Records that describe figures:
========

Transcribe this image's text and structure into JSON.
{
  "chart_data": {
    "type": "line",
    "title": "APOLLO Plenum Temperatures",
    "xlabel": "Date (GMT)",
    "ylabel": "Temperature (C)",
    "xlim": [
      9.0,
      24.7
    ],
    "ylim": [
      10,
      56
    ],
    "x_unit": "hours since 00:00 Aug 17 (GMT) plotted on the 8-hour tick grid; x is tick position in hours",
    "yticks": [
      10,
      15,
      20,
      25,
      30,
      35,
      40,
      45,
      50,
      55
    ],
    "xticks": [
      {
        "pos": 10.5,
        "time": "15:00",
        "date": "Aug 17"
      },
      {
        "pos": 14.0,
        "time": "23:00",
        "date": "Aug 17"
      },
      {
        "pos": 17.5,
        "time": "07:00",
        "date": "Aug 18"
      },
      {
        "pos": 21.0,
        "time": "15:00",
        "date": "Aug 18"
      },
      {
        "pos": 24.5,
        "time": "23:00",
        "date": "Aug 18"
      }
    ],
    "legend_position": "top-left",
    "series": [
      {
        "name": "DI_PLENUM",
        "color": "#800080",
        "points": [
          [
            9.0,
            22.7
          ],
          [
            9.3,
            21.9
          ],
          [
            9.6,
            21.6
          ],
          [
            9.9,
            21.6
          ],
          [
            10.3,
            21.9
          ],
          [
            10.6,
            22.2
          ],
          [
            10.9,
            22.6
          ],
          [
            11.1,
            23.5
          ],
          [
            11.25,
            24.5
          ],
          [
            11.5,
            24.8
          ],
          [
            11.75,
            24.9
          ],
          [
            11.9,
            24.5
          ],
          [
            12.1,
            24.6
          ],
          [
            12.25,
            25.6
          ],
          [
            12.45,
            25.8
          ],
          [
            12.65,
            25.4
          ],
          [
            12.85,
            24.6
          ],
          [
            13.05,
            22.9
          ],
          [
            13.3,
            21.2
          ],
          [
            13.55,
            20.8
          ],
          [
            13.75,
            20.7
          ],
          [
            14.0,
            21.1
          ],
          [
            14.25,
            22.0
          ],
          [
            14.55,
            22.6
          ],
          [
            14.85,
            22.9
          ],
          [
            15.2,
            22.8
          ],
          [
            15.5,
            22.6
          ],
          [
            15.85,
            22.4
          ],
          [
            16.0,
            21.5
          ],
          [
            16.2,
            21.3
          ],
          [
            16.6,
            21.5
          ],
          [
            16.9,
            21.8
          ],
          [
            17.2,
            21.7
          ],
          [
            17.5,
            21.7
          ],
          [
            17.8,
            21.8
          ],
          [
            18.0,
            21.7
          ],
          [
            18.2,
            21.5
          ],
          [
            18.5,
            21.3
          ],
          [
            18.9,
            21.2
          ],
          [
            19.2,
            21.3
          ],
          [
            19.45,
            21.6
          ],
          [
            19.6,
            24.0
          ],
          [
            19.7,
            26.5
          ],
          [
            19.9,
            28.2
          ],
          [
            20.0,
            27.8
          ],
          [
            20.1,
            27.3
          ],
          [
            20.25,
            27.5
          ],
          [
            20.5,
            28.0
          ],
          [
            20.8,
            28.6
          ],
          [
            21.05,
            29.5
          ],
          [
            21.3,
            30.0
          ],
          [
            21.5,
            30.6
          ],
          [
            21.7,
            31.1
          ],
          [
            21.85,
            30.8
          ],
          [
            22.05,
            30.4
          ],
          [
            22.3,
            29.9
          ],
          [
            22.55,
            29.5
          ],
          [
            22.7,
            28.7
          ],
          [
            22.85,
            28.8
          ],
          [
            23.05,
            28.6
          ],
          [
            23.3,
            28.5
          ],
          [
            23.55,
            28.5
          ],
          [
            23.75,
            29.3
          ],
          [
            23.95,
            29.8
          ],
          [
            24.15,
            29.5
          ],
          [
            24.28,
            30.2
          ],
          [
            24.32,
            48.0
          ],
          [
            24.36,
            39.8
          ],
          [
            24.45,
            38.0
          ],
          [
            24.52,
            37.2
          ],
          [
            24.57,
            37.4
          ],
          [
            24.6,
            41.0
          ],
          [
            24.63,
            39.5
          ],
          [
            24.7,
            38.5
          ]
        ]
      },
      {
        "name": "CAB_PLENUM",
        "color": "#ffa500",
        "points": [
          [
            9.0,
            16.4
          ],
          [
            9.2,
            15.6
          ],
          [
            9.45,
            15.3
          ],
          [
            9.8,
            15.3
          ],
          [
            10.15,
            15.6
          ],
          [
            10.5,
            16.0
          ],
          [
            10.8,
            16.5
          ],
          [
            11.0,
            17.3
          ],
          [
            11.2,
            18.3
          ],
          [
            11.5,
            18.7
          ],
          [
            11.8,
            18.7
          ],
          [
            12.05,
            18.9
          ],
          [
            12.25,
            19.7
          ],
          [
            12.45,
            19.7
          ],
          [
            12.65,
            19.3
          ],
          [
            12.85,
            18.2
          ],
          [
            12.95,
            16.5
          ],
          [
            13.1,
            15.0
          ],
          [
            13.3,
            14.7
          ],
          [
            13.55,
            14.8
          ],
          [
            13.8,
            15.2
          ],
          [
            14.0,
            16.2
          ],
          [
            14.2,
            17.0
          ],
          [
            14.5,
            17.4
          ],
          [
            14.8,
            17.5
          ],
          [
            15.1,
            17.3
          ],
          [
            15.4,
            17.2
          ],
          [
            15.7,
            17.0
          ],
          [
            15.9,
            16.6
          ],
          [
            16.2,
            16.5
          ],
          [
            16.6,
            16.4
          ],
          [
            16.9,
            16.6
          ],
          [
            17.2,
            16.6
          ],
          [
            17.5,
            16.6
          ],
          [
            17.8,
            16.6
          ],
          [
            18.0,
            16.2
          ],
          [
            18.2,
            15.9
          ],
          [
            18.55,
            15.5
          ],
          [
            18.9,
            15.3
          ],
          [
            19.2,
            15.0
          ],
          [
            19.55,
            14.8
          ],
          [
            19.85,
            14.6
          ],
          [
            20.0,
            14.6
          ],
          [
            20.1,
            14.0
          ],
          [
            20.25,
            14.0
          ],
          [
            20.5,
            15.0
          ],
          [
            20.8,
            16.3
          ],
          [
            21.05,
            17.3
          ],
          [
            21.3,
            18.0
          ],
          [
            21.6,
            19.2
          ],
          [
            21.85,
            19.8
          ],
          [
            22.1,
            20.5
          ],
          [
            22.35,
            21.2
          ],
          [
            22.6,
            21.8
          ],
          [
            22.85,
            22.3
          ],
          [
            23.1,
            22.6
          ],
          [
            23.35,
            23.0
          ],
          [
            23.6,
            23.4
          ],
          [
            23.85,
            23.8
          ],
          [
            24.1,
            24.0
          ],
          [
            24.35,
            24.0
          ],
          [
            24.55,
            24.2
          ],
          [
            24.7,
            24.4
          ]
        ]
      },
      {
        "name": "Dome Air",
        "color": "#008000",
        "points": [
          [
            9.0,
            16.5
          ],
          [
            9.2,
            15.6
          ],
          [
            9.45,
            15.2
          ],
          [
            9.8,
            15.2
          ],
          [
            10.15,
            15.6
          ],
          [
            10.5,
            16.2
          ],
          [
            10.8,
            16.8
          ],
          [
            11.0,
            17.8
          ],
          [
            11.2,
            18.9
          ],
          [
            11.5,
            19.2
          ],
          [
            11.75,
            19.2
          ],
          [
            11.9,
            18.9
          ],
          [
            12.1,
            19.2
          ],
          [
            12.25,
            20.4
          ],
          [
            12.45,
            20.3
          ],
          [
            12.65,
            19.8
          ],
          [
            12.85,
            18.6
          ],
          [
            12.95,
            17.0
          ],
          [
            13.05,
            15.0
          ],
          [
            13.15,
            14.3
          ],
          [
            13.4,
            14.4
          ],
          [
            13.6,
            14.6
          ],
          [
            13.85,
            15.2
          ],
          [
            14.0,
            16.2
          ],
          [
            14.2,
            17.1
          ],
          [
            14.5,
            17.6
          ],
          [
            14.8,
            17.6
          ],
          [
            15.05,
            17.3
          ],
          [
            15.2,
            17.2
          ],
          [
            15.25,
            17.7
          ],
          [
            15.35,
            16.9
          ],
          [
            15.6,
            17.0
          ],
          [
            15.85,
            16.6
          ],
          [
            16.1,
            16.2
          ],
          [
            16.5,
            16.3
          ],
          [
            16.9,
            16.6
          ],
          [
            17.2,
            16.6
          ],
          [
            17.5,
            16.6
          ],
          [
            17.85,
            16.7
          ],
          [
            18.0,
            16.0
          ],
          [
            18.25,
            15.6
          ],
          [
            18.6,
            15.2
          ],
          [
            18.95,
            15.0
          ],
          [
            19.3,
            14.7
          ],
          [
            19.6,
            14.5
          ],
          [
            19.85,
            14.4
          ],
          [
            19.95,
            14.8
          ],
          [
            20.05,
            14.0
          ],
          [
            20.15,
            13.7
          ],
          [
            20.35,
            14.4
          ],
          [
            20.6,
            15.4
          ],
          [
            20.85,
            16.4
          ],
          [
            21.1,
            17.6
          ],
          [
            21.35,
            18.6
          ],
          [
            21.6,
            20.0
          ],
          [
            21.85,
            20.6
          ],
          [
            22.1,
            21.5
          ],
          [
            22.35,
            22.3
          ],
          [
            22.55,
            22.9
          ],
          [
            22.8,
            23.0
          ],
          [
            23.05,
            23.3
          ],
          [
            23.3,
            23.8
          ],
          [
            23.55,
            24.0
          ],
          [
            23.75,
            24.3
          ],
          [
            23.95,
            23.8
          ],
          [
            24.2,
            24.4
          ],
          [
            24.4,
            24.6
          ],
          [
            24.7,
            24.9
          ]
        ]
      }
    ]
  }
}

========

What you have to do:
Check each line of the records for "name" and copy the ones that contain it.

Exercise result:
        "name": "DI_PLENUM",
        "name": "CAB_PLENUM",
        "name": "Dome Air",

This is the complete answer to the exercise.